Problem statement
Copy each line of the material below that includes the string "JSON".
::::::::
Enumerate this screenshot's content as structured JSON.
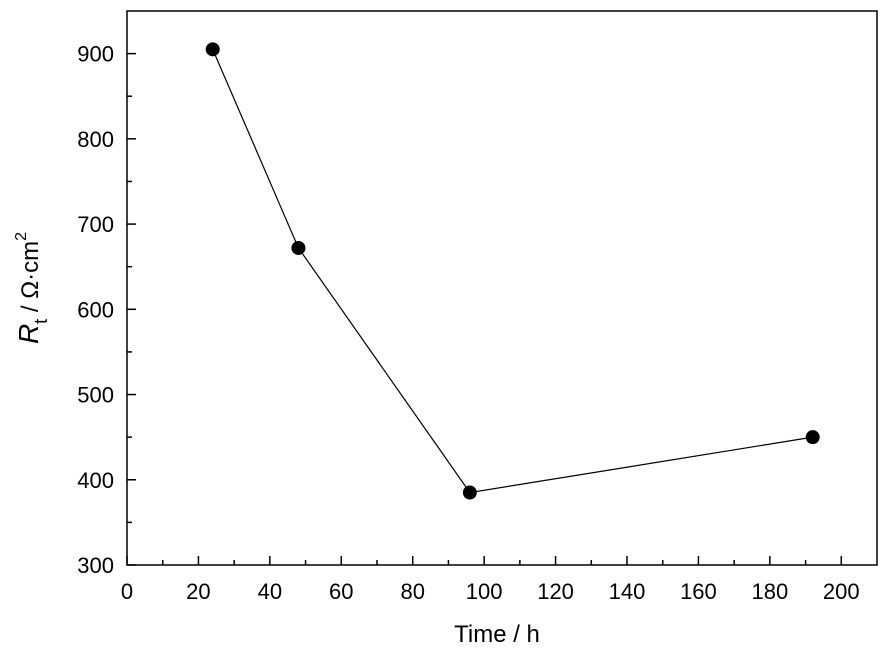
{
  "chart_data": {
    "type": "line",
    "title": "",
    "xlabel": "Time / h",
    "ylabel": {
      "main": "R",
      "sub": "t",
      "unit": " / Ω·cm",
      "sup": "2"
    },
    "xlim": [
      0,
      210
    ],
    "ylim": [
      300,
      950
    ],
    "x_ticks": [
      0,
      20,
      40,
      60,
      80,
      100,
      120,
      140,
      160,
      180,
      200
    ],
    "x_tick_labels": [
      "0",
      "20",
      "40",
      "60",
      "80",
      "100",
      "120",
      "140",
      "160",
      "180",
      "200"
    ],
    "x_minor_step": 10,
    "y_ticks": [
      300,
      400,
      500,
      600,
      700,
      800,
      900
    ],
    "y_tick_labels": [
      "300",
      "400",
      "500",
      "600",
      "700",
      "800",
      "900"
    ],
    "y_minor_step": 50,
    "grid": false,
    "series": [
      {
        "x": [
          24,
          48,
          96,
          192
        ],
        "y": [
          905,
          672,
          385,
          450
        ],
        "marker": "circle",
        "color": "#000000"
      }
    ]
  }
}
::::::::
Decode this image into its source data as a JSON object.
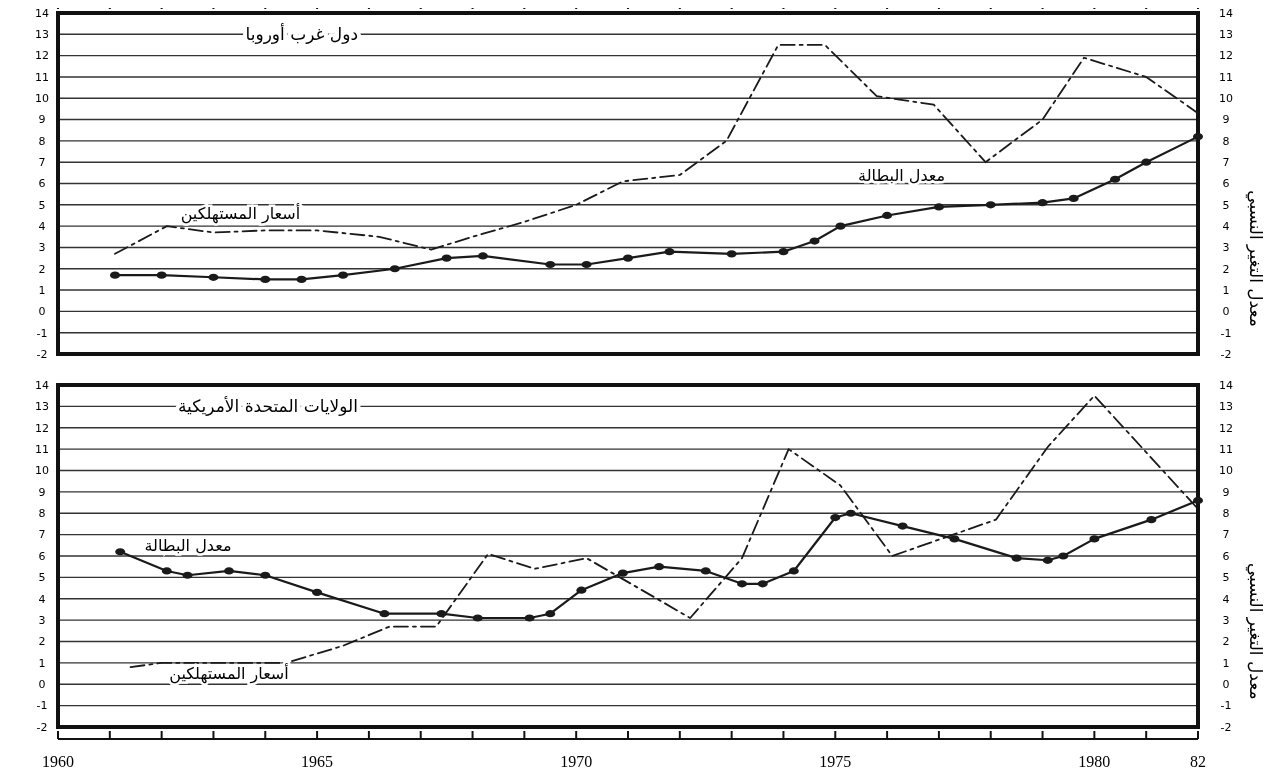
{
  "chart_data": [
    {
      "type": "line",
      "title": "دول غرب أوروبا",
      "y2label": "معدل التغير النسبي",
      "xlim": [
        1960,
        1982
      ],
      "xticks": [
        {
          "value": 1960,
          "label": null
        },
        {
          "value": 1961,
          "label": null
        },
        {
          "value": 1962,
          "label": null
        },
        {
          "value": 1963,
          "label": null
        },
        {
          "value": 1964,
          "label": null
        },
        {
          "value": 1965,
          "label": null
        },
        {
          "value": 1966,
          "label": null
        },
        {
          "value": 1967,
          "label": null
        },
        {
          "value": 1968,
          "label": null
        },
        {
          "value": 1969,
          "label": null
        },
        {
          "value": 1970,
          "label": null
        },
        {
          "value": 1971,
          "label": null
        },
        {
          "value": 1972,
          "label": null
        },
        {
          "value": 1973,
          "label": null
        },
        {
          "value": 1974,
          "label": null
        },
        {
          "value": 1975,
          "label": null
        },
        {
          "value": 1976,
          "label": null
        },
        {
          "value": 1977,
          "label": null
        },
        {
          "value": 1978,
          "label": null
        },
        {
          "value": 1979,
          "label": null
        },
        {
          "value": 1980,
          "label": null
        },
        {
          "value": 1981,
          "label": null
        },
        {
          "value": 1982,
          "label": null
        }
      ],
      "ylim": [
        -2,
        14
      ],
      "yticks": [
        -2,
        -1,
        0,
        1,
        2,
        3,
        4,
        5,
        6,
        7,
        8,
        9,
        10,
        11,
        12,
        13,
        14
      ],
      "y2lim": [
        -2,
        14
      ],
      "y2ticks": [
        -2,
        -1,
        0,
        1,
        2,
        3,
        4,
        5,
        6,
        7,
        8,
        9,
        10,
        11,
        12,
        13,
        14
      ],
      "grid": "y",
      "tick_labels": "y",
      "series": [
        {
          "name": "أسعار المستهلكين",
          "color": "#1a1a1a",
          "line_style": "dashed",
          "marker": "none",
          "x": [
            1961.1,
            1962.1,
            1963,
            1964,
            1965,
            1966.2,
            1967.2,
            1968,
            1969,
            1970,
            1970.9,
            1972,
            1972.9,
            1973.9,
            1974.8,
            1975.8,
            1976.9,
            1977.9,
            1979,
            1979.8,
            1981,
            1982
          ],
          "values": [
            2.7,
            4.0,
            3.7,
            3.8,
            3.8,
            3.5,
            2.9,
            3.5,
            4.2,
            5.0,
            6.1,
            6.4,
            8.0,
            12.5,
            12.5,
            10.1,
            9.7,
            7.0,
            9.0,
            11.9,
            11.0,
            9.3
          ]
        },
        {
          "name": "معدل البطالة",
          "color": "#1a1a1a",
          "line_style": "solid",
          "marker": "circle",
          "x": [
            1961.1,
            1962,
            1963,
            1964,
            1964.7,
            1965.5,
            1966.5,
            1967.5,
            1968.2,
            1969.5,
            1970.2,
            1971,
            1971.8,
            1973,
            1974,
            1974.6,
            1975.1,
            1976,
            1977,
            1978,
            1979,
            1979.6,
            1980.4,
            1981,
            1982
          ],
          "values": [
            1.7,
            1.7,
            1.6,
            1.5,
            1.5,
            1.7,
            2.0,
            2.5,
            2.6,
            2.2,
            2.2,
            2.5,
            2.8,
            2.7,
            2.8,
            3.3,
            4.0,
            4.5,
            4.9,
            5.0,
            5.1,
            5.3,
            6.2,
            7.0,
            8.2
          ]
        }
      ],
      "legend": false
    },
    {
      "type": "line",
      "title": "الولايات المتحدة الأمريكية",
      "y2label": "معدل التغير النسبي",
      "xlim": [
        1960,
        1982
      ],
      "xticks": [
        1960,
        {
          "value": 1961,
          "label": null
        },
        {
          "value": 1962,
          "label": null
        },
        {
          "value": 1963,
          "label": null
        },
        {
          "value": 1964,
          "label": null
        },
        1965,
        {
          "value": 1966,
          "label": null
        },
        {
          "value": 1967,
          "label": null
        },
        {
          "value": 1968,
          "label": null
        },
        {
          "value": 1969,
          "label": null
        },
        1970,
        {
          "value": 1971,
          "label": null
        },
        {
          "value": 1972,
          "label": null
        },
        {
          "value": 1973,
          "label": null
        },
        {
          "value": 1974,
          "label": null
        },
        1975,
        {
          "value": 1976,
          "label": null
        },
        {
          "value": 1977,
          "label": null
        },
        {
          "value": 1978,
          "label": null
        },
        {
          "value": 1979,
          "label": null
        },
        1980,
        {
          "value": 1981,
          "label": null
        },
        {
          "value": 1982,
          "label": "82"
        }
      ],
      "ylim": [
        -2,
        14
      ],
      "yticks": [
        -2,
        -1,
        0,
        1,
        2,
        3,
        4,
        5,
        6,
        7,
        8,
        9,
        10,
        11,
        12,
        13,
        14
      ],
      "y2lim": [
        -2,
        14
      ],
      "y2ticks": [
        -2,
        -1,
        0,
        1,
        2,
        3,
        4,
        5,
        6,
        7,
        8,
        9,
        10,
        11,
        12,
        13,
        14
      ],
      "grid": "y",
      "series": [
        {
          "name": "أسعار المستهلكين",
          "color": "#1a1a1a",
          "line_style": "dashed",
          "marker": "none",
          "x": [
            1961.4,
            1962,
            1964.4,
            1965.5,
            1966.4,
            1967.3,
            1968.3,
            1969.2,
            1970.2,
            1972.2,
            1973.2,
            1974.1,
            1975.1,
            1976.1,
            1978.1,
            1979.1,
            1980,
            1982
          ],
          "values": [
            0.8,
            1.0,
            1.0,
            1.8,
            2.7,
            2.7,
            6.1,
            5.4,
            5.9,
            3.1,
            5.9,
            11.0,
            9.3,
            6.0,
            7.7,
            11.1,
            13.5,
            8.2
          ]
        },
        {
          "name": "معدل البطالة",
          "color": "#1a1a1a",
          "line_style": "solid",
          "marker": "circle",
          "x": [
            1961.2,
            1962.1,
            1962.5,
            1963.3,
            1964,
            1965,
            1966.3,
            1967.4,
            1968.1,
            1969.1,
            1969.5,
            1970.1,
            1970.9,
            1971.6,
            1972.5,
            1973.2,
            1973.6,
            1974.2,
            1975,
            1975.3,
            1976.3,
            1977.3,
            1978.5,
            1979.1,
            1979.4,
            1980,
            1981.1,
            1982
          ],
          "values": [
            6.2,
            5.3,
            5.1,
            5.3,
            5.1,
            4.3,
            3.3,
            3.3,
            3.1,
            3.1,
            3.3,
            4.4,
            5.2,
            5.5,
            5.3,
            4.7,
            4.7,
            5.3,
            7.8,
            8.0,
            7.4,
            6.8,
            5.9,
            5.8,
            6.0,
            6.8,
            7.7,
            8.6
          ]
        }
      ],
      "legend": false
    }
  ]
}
::::::::
Output below
Enumerate this screenshot's content as structured JSON.
Decode this image into its source data as a JSON object.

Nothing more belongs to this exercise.